Return each line containing the string "osobistą".

[Saved data entries]
--
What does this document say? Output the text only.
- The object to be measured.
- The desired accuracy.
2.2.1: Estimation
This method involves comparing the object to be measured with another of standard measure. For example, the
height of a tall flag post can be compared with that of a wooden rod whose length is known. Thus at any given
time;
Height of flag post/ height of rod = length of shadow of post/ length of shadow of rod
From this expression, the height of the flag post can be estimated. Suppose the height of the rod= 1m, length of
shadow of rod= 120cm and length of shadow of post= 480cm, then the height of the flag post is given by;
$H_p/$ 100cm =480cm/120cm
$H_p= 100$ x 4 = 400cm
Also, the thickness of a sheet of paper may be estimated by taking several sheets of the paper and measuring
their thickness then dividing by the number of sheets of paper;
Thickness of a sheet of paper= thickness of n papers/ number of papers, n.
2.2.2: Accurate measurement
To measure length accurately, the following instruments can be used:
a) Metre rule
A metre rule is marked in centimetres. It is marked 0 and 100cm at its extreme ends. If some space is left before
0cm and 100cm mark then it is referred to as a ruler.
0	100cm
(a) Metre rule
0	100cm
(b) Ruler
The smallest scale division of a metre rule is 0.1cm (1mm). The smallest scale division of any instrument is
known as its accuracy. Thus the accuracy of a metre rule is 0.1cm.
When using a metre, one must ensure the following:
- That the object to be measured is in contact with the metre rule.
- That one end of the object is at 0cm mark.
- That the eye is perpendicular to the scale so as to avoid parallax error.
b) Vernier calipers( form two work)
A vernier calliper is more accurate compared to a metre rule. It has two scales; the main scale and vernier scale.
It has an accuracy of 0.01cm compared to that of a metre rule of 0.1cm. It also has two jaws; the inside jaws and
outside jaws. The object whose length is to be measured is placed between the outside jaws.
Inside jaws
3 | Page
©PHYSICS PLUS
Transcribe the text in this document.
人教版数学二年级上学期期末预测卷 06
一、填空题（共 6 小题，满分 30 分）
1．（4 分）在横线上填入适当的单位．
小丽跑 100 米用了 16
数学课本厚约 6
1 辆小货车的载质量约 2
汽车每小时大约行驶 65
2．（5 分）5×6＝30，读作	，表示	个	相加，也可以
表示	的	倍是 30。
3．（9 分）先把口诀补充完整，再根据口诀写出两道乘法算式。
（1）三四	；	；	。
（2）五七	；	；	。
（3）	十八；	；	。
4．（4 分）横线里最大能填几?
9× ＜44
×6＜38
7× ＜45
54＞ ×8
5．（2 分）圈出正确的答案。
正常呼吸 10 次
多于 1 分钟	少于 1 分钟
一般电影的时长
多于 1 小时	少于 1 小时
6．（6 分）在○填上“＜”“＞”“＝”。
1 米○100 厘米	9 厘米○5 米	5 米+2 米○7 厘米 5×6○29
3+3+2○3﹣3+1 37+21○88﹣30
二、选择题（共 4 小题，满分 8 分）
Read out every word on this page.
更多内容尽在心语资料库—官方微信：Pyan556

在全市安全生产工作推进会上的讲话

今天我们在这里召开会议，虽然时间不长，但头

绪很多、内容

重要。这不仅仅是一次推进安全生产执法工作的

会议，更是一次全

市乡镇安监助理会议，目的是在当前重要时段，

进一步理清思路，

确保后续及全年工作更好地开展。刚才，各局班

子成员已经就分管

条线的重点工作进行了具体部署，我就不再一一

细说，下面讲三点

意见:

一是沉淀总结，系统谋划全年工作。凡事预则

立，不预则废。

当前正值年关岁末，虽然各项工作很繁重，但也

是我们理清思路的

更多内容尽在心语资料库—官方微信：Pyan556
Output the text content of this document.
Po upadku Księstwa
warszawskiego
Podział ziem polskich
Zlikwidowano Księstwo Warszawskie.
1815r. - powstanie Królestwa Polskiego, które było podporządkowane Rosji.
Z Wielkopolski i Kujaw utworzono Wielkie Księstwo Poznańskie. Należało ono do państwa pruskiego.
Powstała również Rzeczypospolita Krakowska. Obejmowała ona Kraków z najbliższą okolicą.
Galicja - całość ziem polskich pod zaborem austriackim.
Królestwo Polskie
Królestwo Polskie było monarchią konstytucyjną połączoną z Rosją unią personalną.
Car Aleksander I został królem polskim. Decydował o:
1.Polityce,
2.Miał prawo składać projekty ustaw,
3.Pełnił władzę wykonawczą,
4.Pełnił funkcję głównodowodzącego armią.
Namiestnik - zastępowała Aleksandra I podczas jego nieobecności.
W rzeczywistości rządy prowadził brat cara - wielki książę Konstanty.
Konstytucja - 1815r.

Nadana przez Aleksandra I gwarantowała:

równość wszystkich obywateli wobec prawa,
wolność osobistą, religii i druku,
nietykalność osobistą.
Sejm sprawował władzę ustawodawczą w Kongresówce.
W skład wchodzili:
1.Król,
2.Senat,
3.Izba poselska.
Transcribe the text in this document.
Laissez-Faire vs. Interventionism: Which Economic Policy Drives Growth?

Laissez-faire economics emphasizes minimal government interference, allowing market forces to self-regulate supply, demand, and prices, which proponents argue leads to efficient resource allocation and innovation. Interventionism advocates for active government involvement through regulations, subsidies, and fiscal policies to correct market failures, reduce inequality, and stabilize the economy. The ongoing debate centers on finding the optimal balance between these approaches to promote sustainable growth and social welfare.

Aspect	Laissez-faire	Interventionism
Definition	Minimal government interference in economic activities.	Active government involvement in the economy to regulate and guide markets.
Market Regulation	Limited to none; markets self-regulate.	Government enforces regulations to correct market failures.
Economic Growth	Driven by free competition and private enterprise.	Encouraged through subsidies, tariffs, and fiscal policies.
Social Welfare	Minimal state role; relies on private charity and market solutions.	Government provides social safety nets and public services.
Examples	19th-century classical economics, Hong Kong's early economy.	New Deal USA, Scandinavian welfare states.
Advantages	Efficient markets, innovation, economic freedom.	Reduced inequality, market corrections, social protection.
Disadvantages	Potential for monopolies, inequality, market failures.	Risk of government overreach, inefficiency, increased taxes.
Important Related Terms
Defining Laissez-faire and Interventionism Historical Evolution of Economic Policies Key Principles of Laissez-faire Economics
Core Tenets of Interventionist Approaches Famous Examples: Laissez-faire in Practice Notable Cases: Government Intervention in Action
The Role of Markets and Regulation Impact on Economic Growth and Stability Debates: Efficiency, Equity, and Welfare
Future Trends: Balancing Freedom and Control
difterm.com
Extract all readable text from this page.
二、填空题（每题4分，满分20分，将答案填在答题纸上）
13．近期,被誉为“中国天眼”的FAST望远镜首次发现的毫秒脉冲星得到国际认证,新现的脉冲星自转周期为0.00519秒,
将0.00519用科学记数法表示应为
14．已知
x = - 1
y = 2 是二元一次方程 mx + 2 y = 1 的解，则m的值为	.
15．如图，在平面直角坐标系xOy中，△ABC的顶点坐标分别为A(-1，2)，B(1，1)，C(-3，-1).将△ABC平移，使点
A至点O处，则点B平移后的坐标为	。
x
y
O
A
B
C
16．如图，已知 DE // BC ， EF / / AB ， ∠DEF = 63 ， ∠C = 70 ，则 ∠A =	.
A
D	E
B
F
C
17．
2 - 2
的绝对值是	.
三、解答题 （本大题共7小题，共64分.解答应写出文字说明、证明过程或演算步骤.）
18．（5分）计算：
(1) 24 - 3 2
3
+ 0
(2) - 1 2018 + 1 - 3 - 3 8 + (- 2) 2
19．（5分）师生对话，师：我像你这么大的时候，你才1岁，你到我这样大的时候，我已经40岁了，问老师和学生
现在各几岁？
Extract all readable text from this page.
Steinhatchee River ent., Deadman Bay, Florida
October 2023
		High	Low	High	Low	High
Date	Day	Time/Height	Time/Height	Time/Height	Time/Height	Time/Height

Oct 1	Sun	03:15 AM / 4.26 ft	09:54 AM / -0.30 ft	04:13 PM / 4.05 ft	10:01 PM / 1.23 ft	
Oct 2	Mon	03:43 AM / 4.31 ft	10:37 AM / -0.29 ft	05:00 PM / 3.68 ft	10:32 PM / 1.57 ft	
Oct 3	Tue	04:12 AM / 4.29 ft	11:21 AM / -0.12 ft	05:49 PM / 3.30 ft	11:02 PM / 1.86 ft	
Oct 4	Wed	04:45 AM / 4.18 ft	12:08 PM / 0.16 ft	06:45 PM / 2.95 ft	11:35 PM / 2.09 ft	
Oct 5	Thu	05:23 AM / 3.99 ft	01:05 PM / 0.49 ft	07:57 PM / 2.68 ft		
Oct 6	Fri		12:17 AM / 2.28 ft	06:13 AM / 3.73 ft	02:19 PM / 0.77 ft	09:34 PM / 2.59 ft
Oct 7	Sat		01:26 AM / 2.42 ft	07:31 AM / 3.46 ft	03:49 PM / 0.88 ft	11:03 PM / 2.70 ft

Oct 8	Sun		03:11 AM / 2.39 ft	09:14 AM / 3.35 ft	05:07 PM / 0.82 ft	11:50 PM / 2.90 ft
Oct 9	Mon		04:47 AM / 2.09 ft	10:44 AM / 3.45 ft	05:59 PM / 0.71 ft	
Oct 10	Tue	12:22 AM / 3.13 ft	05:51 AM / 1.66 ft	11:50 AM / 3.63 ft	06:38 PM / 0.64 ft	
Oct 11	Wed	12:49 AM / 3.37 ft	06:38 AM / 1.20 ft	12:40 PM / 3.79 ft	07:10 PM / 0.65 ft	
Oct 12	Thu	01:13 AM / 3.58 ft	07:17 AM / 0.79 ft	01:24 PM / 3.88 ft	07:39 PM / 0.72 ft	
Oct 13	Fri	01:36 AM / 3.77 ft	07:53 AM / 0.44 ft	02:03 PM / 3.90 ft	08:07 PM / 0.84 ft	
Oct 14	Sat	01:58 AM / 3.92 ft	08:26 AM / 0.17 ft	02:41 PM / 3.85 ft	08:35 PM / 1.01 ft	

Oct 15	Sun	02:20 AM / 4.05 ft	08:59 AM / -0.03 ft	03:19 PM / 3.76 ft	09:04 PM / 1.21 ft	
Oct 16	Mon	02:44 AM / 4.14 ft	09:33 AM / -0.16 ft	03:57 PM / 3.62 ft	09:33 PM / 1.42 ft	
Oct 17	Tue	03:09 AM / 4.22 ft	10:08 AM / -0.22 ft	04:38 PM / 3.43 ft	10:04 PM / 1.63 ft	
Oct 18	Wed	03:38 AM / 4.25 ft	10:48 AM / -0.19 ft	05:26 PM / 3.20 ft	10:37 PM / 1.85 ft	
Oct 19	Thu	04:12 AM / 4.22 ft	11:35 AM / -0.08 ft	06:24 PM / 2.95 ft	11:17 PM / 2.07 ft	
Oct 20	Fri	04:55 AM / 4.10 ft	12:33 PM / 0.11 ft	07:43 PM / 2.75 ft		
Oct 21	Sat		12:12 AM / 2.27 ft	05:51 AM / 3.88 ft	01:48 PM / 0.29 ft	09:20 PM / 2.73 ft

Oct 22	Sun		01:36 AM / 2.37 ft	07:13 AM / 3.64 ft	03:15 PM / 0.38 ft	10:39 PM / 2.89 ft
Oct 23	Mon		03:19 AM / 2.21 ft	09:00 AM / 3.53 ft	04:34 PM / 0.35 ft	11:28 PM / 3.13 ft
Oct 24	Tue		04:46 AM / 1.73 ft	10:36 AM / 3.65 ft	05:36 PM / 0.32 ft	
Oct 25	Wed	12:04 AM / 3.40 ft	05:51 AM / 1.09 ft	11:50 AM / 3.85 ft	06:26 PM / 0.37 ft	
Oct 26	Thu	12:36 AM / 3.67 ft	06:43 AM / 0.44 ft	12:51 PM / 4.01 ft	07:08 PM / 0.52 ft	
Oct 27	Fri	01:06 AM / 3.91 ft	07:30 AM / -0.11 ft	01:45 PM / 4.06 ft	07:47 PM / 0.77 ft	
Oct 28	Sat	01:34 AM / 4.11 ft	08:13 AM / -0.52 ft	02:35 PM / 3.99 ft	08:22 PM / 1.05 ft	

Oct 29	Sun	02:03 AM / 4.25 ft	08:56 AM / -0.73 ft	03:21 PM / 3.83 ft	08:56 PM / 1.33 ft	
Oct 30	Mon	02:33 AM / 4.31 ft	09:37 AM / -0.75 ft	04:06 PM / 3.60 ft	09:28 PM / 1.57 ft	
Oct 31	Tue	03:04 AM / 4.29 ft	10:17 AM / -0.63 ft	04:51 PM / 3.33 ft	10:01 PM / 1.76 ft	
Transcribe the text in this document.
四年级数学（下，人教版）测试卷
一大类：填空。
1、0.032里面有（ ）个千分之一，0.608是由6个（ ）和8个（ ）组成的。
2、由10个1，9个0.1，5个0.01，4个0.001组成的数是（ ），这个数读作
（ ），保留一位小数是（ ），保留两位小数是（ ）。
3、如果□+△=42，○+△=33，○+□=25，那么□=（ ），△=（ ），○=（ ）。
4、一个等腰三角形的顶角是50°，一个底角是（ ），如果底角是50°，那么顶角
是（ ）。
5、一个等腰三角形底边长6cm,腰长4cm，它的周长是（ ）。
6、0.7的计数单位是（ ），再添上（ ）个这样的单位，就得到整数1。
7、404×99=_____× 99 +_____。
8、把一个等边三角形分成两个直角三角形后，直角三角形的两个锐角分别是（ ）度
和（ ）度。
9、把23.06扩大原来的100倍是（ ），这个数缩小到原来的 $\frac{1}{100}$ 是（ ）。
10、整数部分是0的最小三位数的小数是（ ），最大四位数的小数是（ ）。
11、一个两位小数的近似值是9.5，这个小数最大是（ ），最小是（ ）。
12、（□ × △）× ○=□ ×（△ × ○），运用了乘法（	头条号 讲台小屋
--
* _FULL ANSWER_
wolność osobistą, religii i druku,
nietykalność osobistą.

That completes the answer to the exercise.